- [The problem] Revise the part of the listing that opens with the line containing "Identify all the" and closes with the line containing "step-label: TERMINALS [200,114,302,133]". Reproduce only those lines, with "FINISH" replaced by "COMPLETE" and everything else left unchanged.

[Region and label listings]

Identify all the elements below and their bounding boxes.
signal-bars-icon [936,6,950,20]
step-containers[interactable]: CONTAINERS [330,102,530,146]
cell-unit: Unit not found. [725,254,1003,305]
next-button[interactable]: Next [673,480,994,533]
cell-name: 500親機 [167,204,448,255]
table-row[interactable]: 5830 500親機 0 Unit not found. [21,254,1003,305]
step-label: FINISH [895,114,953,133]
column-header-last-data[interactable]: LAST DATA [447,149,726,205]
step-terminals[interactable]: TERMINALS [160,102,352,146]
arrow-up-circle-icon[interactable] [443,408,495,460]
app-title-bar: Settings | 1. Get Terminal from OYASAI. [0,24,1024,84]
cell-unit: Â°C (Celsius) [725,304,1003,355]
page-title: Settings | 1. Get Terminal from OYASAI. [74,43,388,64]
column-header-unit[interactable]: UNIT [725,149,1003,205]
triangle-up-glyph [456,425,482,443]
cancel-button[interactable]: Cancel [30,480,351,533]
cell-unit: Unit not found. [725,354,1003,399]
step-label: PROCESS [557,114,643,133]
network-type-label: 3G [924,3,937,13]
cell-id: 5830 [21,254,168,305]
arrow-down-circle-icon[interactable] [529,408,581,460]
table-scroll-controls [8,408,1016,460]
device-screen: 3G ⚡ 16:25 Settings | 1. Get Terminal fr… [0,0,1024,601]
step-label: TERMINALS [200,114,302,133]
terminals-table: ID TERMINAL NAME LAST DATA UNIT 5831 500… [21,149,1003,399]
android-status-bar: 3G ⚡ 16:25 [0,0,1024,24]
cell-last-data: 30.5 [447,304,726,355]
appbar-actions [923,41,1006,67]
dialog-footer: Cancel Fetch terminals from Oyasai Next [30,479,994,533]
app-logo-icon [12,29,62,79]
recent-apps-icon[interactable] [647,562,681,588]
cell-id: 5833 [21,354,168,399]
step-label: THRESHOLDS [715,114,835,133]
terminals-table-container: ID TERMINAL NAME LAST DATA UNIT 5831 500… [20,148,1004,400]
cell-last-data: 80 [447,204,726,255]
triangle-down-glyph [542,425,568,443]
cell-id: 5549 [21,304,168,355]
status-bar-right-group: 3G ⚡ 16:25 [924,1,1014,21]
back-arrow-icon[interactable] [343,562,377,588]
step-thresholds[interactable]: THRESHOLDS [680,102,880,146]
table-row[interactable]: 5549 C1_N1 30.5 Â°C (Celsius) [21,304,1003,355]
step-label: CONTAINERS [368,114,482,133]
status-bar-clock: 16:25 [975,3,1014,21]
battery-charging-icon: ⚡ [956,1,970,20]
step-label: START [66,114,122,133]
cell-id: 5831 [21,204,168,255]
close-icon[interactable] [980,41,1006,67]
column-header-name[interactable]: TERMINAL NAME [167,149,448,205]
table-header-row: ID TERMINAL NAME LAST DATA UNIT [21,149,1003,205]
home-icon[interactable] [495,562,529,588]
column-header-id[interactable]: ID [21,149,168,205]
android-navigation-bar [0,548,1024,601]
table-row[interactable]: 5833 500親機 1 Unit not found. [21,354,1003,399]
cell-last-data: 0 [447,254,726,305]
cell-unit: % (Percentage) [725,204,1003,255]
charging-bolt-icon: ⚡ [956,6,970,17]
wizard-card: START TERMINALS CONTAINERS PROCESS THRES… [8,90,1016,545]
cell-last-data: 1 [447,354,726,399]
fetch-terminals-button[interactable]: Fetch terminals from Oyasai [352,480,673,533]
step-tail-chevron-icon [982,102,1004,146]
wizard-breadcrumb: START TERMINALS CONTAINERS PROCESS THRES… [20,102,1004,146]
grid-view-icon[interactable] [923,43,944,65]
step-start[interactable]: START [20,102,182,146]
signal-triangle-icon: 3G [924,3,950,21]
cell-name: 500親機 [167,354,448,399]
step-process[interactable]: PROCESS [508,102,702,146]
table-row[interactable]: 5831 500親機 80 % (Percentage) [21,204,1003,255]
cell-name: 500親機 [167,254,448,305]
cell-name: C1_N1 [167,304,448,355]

...

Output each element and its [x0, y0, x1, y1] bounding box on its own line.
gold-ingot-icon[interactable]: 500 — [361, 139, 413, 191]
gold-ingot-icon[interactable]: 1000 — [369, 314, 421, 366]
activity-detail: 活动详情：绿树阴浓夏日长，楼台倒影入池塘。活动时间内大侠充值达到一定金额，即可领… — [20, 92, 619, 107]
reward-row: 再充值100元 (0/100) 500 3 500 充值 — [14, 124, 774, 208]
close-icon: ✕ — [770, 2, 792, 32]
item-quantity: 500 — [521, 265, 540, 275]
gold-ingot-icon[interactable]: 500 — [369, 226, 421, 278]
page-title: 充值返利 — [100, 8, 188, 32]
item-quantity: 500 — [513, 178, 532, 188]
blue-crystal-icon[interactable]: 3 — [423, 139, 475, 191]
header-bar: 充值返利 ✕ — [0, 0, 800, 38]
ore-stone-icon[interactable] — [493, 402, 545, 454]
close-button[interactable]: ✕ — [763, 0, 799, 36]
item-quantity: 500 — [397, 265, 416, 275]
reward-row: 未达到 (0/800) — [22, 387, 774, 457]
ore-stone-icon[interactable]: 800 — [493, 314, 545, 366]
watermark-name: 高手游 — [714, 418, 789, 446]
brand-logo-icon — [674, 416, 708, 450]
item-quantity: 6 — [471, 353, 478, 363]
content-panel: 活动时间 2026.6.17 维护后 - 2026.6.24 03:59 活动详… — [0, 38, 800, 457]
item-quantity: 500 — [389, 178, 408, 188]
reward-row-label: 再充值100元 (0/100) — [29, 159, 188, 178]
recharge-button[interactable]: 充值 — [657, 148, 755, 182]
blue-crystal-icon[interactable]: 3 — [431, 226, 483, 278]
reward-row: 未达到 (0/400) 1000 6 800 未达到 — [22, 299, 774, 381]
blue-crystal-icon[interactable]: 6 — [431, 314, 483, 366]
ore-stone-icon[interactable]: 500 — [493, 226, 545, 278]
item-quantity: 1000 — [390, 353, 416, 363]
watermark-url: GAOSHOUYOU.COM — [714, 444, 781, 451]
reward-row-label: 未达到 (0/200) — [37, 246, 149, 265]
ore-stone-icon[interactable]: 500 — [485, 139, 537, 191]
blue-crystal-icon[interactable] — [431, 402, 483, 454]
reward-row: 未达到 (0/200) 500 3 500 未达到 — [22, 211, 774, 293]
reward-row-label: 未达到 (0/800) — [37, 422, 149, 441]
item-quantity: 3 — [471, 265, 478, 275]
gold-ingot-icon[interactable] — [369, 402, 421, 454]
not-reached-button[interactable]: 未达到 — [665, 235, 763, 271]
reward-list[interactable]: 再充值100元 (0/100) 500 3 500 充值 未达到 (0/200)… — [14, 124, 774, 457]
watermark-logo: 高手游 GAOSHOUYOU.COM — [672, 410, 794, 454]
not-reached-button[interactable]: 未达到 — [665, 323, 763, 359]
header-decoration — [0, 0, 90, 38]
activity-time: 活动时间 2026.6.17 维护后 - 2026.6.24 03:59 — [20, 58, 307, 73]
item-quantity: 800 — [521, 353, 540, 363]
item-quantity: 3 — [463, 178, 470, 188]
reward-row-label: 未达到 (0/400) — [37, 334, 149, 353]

- [Solution to this task]
Identify all the elements below and their bounding boxes.
signal-bars-icon [936,6,950,20]
step-containers[interactable]: CONTAINERS [330,102,530,146]
cell-unit: Unit not found. [725,254,1003,305]
next-button[interactable]: Next [673,480,994,533]
cell-name: 500親機 [167,204,448,255]
table-row[interactable]: 5830 500親機 0 Unit not found. [21,254,1003,305]
step-label: COMPLETE [895,114,953,133]
column-header-last-data[interactable]: LAST DATA [447,149,726,205]
step-terminals[interactable]: TERMINALS [160,102,352,146]
arrow-up-circle-icon[interactable] [443,408,495,460]
app-title-bar: Settings | 1. Get Terminal from OYASAI. [0,24,1024,84]
cell-unit: Â°C (Celsius) [725,304,1003,355]
page-title: Settings | 1. Get Terminal from OYASAI. [74,43,388,64]
column-header-unit[interactable]: UNIT [725,149,1003,205]
triangle-up-glyph [456,425,482,443]
cancel-button[interactable]: Cancel [30,480,351,533]
cell-unit: Unit not found. [725,354,1003,399]
step-label: PROCESS [557,114,643,133]
network-type-label: 3G [924,3,937,13]
cell-id: 5830 [21,254,168,305]
arrow-down-circle-icon[interactable] [529,408,581,460]
table-scroll-controls [8,408,1016,460]
device-screen: 3G ⚡ 16:25 Settings | 1. Get Terminal fr… [0,0,1024,601]
step-label: TERMINALS [200,114,302,133]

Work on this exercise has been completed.